● TASK OBJECTIVE
Work out the number of lines with "Total" in them. Reply with that number and no other words.

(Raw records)
☆ ☆ ☆ ☆

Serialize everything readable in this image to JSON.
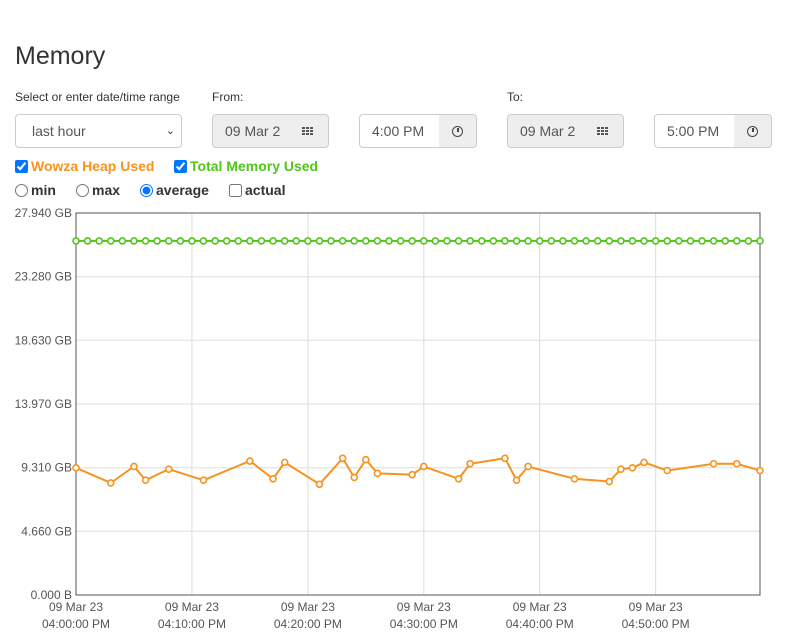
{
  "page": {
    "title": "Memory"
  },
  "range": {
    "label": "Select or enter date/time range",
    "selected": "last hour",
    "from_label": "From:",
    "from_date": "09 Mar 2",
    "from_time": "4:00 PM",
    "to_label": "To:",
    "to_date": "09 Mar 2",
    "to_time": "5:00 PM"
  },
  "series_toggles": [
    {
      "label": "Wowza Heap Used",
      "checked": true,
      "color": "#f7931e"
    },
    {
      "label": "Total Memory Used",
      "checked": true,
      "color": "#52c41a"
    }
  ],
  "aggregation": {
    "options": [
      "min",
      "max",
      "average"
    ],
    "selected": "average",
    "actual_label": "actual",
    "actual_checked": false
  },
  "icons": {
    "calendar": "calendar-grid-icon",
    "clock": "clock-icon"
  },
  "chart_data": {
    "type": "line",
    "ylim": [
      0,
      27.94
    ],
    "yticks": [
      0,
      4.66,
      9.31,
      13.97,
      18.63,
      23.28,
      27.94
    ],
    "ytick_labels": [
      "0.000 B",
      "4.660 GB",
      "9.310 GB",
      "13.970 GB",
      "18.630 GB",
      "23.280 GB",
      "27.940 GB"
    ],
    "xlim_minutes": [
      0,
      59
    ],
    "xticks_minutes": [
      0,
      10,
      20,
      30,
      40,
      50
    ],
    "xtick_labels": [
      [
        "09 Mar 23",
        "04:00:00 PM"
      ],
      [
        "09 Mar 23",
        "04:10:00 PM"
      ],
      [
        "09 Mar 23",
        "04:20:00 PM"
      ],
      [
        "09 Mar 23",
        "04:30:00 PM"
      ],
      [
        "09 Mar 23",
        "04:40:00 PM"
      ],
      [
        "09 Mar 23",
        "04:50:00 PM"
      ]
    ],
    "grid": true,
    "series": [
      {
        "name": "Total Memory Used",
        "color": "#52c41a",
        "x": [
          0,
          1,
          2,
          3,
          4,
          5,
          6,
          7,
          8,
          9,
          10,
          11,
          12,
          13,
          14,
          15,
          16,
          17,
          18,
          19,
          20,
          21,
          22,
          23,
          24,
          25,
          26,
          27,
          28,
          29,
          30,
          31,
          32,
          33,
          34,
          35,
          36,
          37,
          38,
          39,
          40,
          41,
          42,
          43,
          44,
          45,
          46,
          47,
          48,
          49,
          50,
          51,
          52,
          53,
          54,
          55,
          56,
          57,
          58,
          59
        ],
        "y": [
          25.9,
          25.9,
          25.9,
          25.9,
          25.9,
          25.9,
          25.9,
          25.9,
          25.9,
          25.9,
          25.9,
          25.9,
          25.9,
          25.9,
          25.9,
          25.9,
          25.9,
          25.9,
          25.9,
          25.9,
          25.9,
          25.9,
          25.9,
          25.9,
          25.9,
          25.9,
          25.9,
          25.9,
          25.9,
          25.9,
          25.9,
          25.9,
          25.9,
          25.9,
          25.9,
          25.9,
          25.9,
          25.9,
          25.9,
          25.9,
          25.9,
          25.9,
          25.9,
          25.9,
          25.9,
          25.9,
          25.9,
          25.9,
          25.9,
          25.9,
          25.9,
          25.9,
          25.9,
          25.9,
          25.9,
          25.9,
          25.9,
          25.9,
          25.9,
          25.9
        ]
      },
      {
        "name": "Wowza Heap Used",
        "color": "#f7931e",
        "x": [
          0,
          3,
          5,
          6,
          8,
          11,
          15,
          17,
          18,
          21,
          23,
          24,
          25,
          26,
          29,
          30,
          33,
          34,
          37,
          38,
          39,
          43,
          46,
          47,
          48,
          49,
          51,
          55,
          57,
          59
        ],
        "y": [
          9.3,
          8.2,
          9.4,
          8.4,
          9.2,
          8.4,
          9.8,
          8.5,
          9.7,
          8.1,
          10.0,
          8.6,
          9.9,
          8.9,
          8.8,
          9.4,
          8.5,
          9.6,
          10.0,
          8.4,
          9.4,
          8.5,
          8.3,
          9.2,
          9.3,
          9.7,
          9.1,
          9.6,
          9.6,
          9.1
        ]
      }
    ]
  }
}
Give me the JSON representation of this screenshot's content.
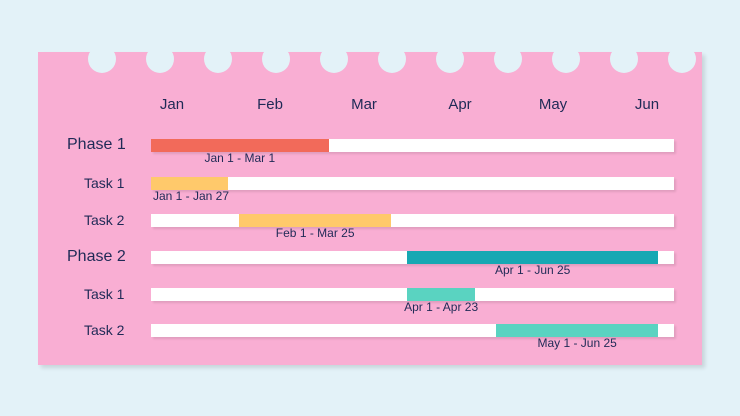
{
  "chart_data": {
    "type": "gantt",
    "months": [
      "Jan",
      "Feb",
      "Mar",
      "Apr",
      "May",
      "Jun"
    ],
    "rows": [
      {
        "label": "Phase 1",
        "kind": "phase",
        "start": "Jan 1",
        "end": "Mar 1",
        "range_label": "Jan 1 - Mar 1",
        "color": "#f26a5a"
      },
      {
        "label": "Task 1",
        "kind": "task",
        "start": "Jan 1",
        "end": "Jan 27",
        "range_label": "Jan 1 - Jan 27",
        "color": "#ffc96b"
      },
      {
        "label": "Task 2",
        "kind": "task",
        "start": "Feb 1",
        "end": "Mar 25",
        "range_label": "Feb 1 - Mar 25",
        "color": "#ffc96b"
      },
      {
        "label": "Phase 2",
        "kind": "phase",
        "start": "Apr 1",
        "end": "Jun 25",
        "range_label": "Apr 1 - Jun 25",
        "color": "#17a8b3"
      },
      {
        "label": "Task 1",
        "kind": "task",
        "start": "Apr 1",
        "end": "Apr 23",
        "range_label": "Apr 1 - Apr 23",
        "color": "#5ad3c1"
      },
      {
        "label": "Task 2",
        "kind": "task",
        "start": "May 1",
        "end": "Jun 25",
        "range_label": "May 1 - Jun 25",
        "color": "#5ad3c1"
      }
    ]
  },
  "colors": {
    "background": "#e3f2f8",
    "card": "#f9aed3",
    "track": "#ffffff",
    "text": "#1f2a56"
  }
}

☆ ☆ ☆ ☆

● RESULT OF THIS TASK
2